(Set problem): Lines holding the string "Nytt" are the ones to copy; find them all in the data.
-- -- --
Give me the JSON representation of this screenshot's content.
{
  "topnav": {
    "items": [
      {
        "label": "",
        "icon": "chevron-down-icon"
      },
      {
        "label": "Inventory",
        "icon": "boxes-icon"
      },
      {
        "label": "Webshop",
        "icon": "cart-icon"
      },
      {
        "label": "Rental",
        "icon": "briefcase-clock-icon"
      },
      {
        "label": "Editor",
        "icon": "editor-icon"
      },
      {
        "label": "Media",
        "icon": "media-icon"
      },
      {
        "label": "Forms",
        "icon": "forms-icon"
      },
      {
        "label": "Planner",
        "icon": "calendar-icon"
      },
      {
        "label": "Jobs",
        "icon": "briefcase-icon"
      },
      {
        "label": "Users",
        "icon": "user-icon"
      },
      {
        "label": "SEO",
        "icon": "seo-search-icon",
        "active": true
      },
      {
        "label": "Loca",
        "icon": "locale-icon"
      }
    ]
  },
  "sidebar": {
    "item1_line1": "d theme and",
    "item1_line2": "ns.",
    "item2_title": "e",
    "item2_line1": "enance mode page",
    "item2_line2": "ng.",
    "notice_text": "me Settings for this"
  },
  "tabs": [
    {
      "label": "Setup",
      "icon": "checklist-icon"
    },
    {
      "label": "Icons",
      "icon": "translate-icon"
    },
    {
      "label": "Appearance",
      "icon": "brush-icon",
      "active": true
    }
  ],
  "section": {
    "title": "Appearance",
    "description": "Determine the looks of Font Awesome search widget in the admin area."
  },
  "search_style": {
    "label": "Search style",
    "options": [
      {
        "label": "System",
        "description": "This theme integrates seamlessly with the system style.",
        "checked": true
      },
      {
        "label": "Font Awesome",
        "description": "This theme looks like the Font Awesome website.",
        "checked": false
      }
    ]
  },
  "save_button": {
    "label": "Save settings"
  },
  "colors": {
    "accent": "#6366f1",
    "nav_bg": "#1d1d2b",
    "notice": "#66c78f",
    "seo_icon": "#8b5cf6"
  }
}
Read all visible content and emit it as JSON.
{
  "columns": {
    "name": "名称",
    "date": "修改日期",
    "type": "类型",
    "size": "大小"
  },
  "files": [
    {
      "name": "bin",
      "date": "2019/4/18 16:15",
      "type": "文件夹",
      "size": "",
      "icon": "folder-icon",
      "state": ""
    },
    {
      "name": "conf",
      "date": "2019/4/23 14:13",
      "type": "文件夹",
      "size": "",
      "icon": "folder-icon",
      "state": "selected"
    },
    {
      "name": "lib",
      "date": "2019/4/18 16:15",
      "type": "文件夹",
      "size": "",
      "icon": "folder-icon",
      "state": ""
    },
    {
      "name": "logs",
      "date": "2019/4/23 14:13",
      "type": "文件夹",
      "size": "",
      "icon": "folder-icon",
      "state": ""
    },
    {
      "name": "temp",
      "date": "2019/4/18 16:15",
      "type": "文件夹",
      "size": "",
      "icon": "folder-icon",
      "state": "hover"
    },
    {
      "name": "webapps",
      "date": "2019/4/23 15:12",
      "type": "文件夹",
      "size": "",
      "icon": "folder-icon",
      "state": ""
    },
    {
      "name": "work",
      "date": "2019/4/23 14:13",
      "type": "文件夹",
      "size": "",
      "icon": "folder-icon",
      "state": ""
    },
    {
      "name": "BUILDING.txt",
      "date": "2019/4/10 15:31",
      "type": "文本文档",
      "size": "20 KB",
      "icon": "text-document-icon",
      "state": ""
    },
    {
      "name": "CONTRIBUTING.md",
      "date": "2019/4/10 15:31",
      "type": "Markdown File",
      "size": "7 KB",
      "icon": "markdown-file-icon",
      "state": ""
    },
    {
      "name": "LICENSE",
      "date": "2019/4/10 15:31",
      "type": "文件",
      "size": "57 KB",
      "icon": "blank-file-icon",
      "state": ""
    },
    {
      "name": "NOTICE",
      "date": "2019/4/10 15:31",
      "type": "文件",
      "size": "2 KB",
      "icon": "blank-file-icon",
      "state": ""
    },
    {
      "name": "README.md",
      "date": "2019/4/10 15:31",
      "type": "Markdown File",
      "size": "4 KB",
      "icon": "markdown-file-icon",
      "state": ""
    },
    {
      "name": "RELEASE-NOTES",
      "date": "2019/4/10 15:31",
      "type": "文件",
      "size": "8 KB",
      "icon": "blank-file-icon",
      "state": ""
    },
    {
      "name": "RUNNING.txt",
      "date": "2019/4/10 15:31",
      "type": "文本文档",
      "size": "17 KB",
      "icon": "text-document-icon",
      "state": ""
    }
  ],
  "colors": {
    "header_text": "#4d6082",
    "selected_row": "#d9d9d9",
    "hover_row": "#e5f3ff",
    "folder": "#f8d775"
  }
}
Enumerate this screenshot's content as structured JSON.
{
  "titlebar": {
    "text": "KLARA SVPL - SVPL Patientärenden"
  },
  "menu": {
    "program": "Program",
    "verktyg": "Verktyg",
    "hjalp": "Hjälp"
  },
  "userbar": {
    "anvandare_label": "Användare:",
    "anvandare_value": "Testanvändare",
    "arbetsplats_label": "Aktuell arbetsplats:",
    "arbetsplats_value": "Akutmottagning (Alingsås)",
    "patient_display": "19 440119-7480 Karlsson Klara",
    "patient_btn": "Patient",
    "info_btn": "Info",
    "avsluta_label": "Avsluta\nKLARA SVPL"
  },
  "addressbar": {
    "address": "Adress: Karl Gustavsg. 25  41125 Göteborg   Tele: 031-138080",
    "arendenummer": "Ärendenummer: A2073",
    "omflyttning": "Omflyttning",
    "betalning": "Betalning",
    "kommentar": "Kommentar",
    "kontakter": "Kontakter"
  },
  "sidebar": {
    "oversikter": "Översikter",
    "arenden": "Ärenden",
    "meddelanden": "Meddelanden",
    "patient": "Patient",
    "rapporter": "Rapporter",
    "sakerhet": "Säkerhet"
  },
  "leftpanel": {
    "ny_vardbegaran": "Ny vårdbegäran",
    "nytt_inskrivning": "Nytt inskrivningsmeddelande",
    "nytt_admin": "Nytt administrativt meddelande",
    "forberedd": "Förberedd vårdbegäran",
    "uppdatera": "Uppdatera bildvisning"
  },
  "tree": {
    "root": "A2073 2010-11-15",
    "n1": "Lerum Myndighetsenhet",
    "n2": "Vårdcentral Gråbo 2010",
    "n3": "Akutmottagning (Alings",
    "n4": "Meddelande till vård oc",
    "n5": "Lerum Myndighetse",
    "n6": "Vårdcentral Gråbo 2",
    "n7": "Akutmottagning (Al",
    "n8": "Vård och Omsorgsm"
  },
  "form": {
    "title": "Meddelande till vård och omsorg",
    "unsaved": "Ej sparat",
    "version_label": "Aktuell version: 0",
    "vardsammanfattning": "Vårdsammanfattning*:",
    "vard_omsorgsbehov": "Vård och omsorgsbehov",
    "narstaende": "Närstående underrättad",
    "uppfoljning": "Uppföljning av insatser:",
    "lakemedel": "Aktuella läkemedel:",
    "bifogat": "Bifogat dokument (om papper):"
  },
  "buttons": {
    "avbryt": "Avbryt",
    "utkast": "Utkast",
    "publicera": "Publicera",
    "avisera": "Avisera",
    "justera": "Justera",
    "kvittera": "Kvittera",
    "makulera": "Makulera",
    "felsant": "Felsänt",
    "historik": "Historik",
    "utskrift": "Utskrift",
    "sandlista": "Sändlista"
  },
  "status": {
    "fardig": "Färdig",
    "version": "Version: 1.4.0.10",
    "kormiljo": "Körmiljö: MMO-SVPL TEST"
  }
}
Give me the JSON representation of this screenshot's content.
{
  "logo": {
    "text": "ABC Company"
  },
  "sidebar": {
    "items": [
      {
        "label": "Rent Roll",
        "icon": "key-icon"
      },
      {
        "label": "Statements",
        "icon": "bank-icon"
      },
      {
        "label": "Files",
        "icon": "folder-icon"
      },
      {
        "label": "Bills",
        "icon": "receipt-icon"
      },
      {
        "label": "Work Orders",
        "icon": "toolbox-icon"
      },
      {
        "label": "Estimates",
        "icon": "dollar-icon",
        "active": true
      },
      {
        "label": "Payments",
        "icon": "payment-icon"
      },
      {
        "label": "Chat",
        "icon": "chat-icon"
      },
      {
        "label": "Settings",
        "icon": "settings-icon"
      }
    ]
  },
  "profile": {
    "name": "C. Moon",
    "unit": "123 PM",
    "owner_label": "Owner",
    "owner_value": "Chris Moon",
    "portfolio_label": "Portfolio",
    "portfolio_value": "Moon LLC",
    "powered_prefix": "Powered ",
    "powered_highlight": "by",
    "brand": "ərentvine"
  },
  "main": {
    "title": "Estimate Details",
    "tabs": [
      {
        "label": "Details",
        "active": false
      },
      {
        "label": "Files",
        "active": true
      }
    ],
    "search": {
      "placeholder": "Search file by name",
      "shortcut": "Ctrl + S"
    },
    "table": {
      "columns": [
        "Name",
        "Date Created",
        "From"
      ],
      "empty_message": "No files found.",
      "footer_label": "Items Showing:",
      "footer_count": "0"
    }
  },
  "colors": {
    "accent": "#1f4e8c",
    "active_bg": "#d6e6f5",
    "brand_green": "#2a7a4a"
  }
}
-- -- --
(Output of the task):
    "nytt_inskrivning": "Nytt inskrivningsmeddelande",
    "nytt_admin": "Nytt administrativt meddelande",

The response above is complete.